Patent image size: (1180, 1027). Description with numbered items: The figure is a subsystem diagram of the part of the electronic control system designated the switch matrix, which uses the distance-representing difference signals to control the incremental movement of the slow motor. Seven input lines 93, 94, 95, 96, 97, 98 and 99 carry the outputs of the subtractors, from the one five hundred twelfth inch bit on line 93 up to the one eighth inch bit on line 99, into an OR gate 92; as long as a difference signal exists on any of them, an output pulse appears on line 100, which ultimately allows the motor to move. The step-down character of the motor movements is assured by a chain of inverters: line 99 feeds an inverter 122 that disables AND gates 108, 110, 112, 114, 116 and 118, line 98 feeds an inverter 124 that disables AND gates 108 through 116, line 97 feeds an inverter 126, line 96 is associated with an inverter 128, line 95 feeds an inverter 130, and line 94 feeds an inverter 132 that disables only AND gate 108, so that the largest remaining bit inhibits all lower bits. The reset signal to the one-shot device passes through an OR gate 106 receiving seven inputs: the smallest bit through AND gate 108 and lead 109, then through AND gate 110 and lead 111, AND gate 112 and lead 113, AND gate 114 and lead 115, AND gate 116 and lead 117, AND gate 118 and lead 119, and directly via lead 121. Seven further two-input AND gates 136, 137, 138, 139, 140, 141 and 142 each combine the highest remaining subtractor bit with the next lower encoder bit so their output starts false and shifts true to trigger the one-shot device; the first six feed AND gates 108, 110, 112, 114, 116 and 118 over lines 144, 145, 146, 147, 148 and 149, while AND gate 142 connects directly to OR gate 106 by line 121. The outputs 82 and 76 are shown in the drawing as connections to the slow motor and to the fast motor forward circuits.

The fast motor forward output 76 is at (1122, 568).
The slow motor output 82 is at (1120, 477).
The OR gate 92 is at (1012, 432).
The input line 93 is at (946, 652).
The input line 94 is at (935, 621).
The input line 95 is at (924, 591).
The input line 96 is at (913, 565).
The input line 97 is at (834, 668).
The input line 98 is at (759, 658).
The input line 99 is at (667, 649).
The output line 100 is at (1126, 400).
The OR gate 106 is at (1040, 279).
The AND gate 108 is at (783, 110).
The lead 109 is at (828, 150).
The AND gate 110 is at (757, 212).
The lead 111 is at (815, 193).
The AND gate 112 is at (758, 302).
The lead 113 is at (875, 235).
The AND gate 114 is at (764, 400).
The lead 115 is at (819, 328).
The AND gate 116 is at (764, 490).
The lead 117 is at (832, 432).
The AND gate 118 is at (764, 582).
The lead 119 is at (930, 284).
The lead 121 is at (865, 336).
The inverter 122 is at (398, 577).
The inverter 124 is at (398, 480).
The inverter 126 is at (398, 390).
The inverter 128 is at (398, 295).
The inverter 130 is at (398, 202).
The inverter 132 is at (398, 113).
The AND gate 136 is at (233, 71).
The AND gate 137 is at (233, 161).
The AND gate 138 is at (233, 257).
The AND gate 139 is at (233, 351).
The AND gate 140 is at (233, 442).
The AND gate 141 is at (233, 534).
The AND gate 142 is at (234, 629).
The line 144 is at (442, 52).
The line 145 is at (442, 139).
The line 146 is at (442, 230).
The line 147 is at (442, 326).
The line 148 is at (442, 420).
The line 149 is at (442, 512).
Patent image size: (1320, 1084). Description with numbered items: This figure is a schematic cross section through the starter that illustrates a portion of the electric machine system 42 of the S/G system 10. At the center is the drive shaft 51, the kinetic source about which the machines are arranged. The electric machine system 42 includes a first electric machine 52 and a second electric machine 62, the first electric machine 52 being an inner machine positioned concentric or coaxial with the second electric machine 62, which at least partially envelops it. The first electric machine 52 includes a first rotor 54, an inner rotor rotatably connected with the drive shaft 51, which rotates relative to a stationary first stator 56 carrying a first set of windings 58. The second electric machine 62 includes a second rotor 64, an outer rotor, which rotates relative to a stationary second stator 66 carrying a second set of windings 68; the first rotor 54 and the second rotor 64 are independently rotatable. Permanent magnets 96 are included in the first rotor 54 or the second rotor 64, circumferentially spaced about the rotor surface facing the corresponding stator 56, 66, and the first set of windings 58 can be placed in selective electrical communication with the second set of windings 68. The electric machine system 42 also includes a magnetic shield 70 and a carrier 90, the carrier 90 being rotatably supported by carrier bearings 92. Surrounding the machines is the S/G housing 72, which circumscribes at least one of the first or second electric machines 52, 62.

+++

Write out the records again with every "switch matrix" swapped for "switching matrix", leaving all else unchanged.

Patent image size: (1180, 1027). Description with numbered items: The figure is a subsystem diagram of the part of the electronic control system designated the switching matrix, which uses the distance-representing difference signals to control the incremental movement of the slow motor. Seven input lines 93, 94, 95, 96, 97, 98 and 99 carry the outputs of the subtractors, from the one five hundred twelfth inch bit on line 93 up to the one eighth inch bit on line 99, into an OR gate 92; as long as a difference signal exists on any of them, an output pulse appears on line 100, which ultimately allows the motor to move. The step-down character of the motor movements is assured by a chain of inverters: line 99 feeds an inverter 122 that disables AND gates 108, 110, 112, 114, 116 and 118, line 98 feeds an inverter 124 that disables AND gates 108 through 116, line 97 feeds an inverter 126, line 96 is associated with an inverter 128, line 95 feeds an inverter 130, and line 94 feeds an inverter 132 that disables only AND gate 108, so that the largest remaining bit inhibits all lower bits. The reset signal to the one-shot device passes through an OR gate 106 receiving seven inputs: the smallest bit through AND gate 108 and lead 109, then through AND gate 110 and lead 111, AND gate 112 and lead 113, AND gate 114 and lead 115, AND gate 116 and lead 117, AND gate 118 and lead 119, and directly via lead 121. Seven further two-input AND gates 136, 137, 138, 139, 140, 141 and 142 each combine the highest remaining subtractor bit with the next lower encoder bit so their output starts false and shifts true to trigger the one-shot device; the first six feed AND gates 108, 110, 112, 114, 116 and 118 over lines 144, 145, 146, 147, 148 and 149, while AND gate 142 connects directly to OR gate 106 by line 121. The outputs 82 and 76 are shown in the drawing as connections to the slow motor and to the fast motor forward circuits.

The fast motor forward output 76 is at (1122, 568).
The slow motor output 82 is at (1120, 477).
The OR gate 92 is at (1012, 432).
The input line 93 is at (946, 652).
The input line 94 is at (935, 621).
The input line 95 is at (924, 591).
The input line 96 is at (913, 565).
The input line 97 is at (834, 668).
The input line 98 is at (759, 658).
The input line 99 is at (667, 649).
The output line 100 is at (1126, 400).
The OR gate 106 is at (1040, 279).
The AND gate 108 is at (783, 110).
The lead 109 is at (828, 150).
The AND gate 110 is at (757, 212).
The lead 111 is at (815, 193).
The AND gate 112 is at (758, 302).
The lead 113 is at (875, 235).
The AND gate 114 is at (764, 400).
The lead 115 is at (819, 328).
The AND gate 116 is at (764, 490).
The lead 117 is at (832, 432).
The AND gate 118 is at (764, 582).
The lead 119 is at (930, 284).
The lead 121 is at (865, 336).
The inverter 122 is at (398, 577).
The inverter 124 is at (398, 480).
The inverter 126 is at (398, 390).
The inverter 128 is at (398, 295).
The inverter 130 is at (398, 202).
The inverter 132 is at (398, 113).
The AND gate 136 is at (233, 71).
The AND gate 137 is at (233, 161).
The AND gate 138 is at (233, 257).
The AND gate 139 is at (233, 351).
The AND gate 140 is at (233, 442).
The AND gate 141 is at (233, 534).
The AND gate 142 is at (234, 629).
The line 144 is at (442, 52).
The line 145 is at (442, 139).
The line 146 is at (442, 230).
The line 147 is at (442, 326).
The line 148 is at (442, 420).
The line 149 is at (442, 512).
Patent image size: (1320, 1084). Description with numbered items: This figure is a schematic cross section through the starter that illustrates a portion of the electric machine system 42 of the S/G system 10. At the center is the drive shaft 51, the kinetic source about which the machines are arranged. The electric machine system 42 includes a first electric machine 52 and a second electric machine 62, the first electric machine 52 being an inner machine positioned concentric or coaxial with the second electric machine 62, which at least partially envelops it. The first electric machine 52 includes a first rotor 54, an inner rotor rotatably connected with the drive shaft 51, which rotates relative to a stationary first stator 56 carrying a first set of windings 58. The second electric machine 62 includes a second rotor 64, an outer rotor, which rotates relative to a stationary second stator 66 carrying a second set of windings 68; the first rotor 54 and the second rotor 64 are independently rotatable. Permanent magnets 96 are included in the first rotor 54 or the second rotor 64, circumferentially spaced about the rotor surface facing the corresponding stator 56, 66, and the first set of windings 58 can be placed in selective electrical communication with the second set of windings 68. The electric machine system 42 also includes a magnetic shield 70 and a carrier 90, the carrier 90 being rotatably supported by carrier bearings 92. Surrounding the machines is the S/G housing 72, which circumscribes at least one of the first or second electric machines 52, 62.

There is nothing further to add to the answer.